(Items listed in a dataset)
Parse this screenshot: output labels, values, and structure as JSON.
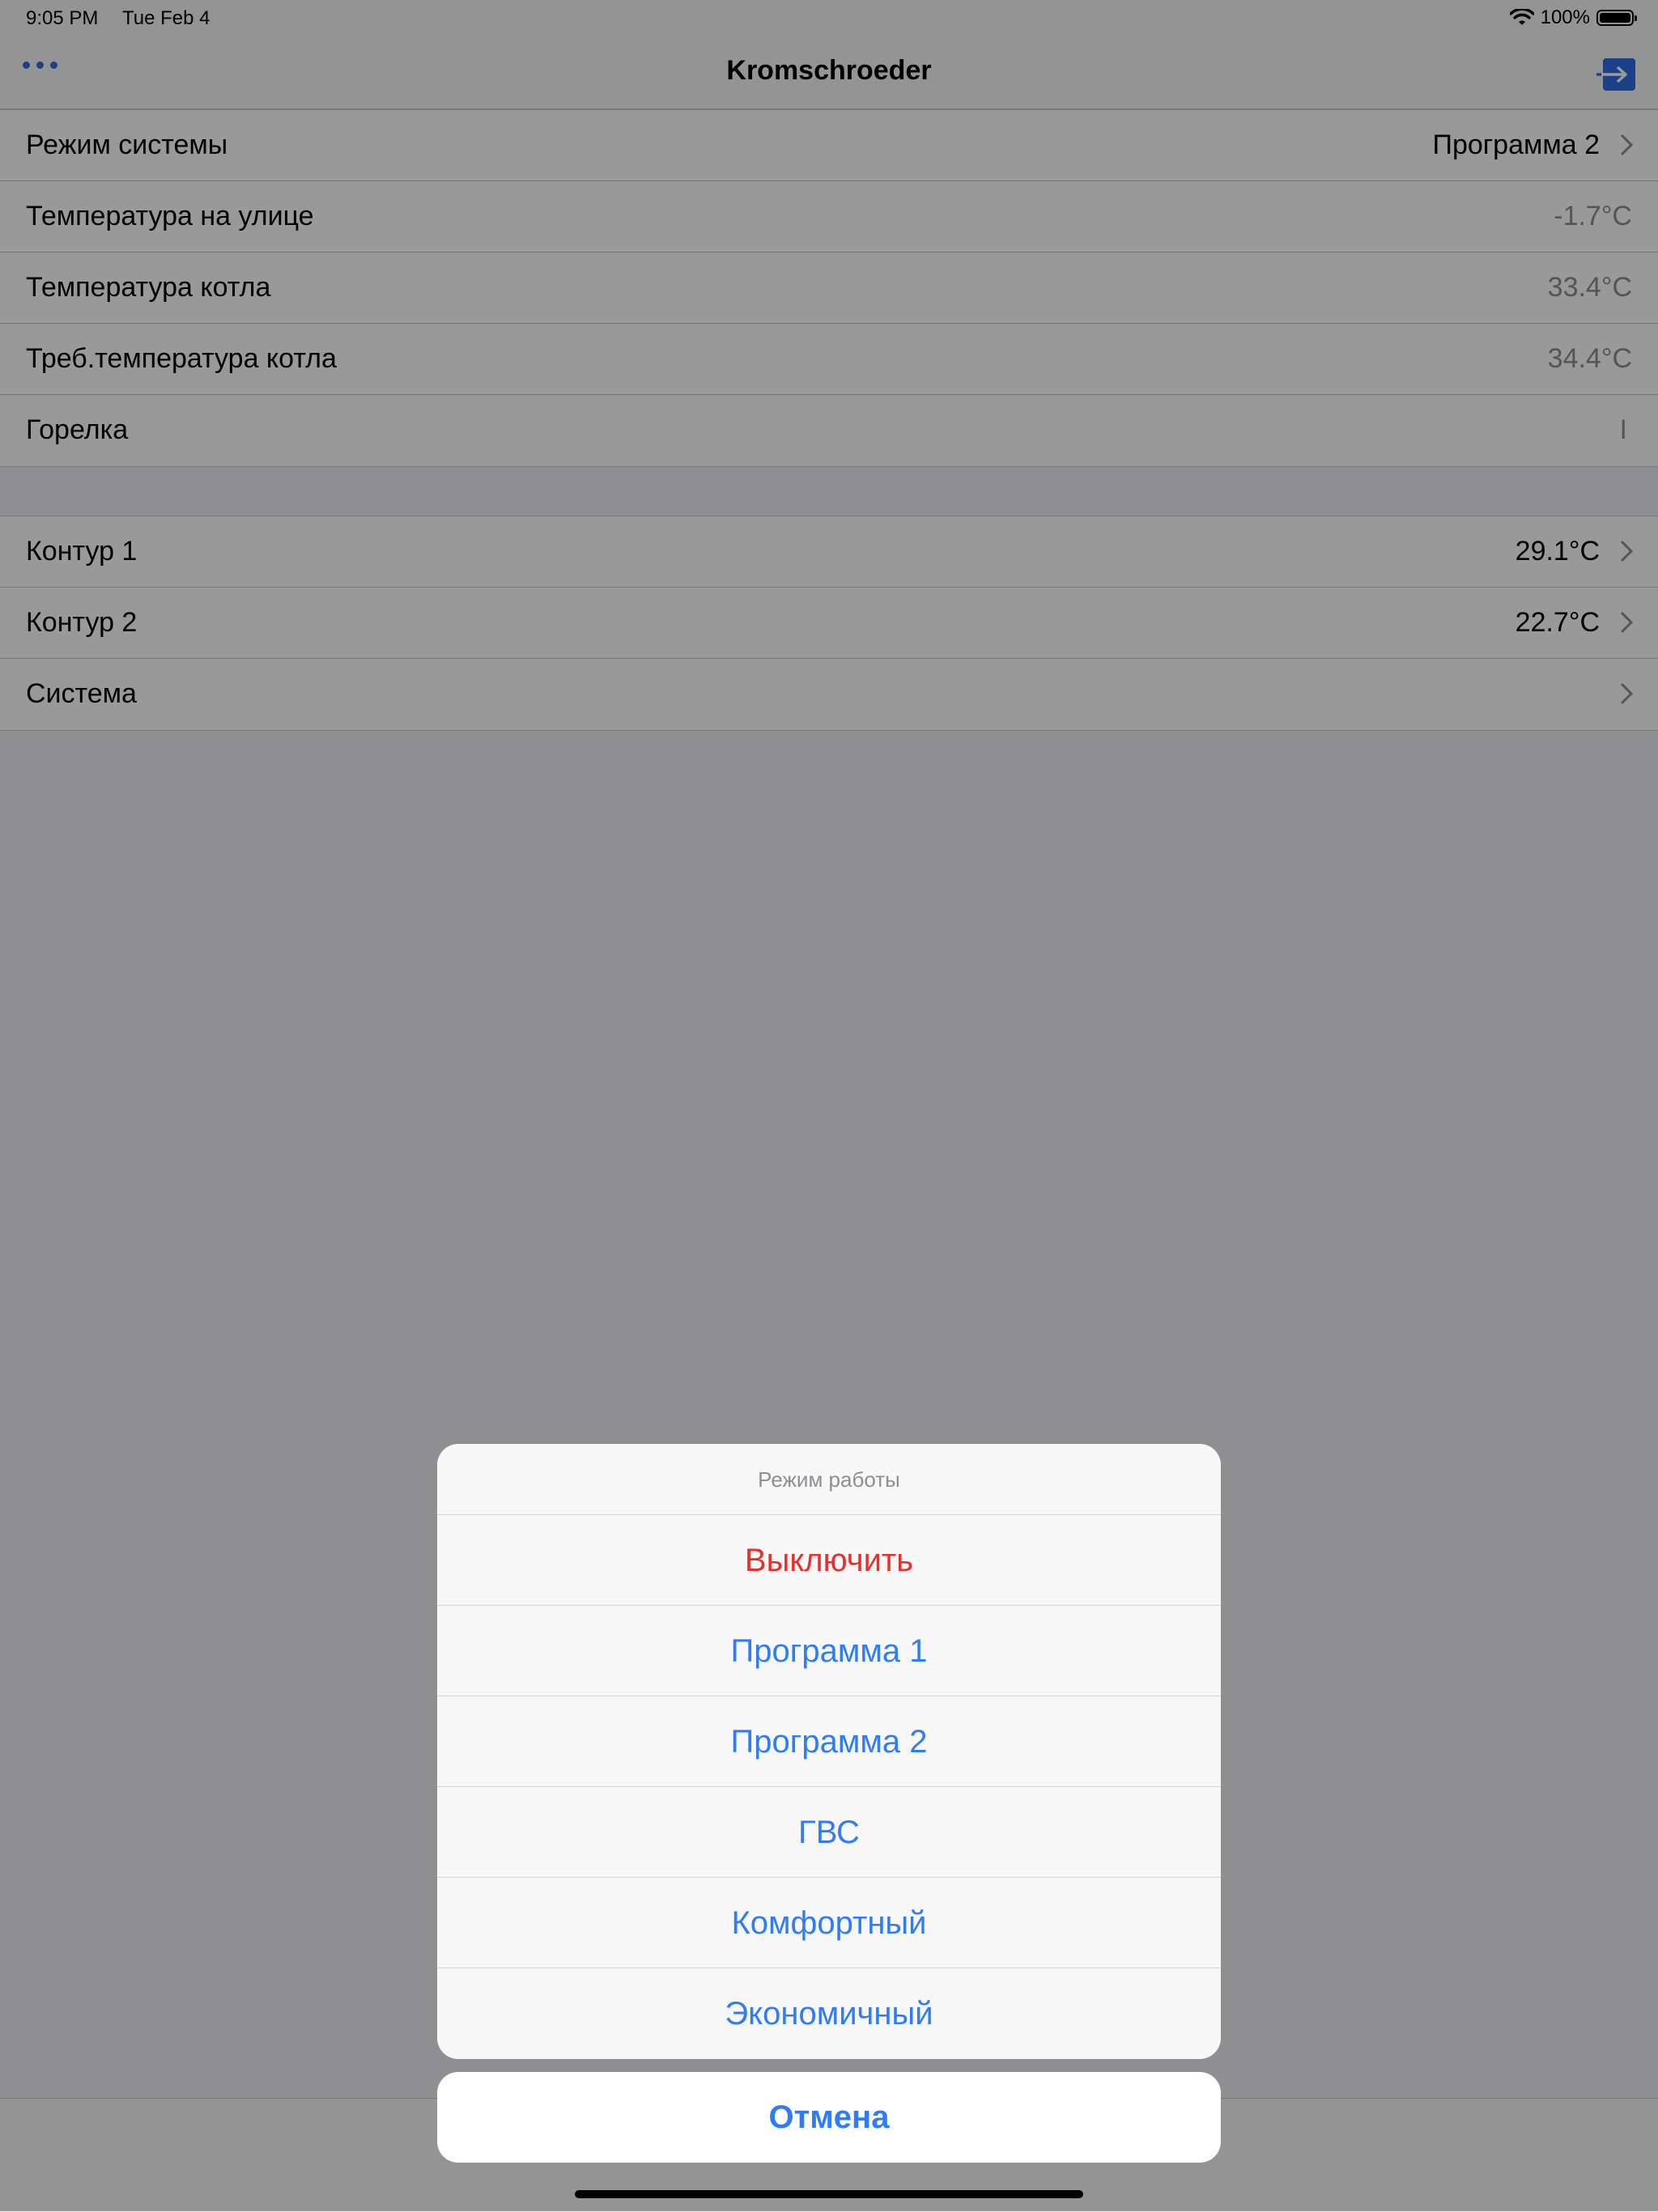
{
  "status_bar": {
    "time": "9:05 PM",
    "date": "Tue Feb 4",
    "battery_percent": "100%"
  },
  "nav": {
    "title": "Kromschroeder",
    "more_icon": "ellipsis-icon",
    "exit_icon": "logout-arrow-icon"
  },
  "main_list": {
    "rows": [
      {
        "label": "Режим системы",
        "value": "Программа 2"
      },
      {
        "label": "Температура на улице",
        "value": "-1.7°C"
      },
      {
        "label": "Температура котла",
        "value": "33.4°C"
      },
      {
        "label": "Треб.температура котла",
        "value": "34.4°C"
      },
      {
        "label": "Горелка",
        "value": "I"
      }
    ]
  },
  "circuits_list": {
    "rows": [
      {
        "label": "Контур 1",
        "value": "29.1°C"
      },
      {
        "label": "Контур 2",
        "value": "22.7°C"
      },
      {
        "label": "Система",
        "value": ""
      }
    ]
  },
  "action_sheet": {
    "title": "Режим работы",
    "options": [
      {
        "label": "Выключить",
        "style": "destructive"
      },
      {
        "label": "Программа 1",
        "style": "default"
      },
      {
        "label": "Программа 2",
        "style": "default"
      },
      {
        "label": "ГВС",
        "style": "default"
      },
      {
        "label": "Комфортный",
        "style": "default"
      },
      {
        "label": "Экономичный",
        "style": "default"
      }
    ],
    "cancel_label": "Отмена"
  },
  "colors": {
    "accent": "#2f7cf6",
    "destructive": "#e5302b"
  }
}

> _Task to carry out_: Reproduce the listing exactly. Leave its pictures out.

> _Problem solution_:
Parse this screenshot: output labels, values, and structure as JSON.
{
  "status_bar": {
    "time": "9:05 PM",
    "date": "Tue Feb 4",
    "battery_percent": "100%"
  },
  "nav": {
    "title": "Kromschroeder",
    "more_icon": "ellipsis-icon",
    "exit_icon": "logout-arrow-icon"
  },
  "main_list": {
    "rows": [
      {
        "label": "Режим системы",
        "value": "Программа 2"
      },
      {
        "label": "Температура на улице",
        "value": "-1.7°C"
      },
      {
        "label": "Температура котла",
        "value": "33.4°C"
      },
      {
        "label": "Треб.температура котла",
        "value": "34.4°C"
      },
      {
        "label": "Горелка",
        "value": "I"
      }
    ]
  },
  "circuits_list": {
    "rows": [
      {
        "label": "Контур 1",
        "value": "29.1°C"
      },
      {
        "label": "Контур 2",
        "value": "22.7°C"
      },
      {
        "label": "Система",
        "value": ""
      }
    ]
  },
  "action_sheet": {
    "title": "Режим работы",
    "options": [
      {
        "label": "Выключить",
        "style": "destructive"
      },
      {
        "label": "Программа 1",
        "style": "default"
      },
      {
        "label": "Программа 2",
        "style": "default"
      },
      {
        "label": "ГВС",
        "style": "default"
      },
      {
        "label": "Комфортный",
        "style": "default"
      },
      {
        "label": "Экономичный",
        "style": "default"
      }
    ],
    "cancel_label": "Отмена"
  },
  "colors": {
    "accent": "#2f7cf6",
    "destructive": "#e5302b"
  }
}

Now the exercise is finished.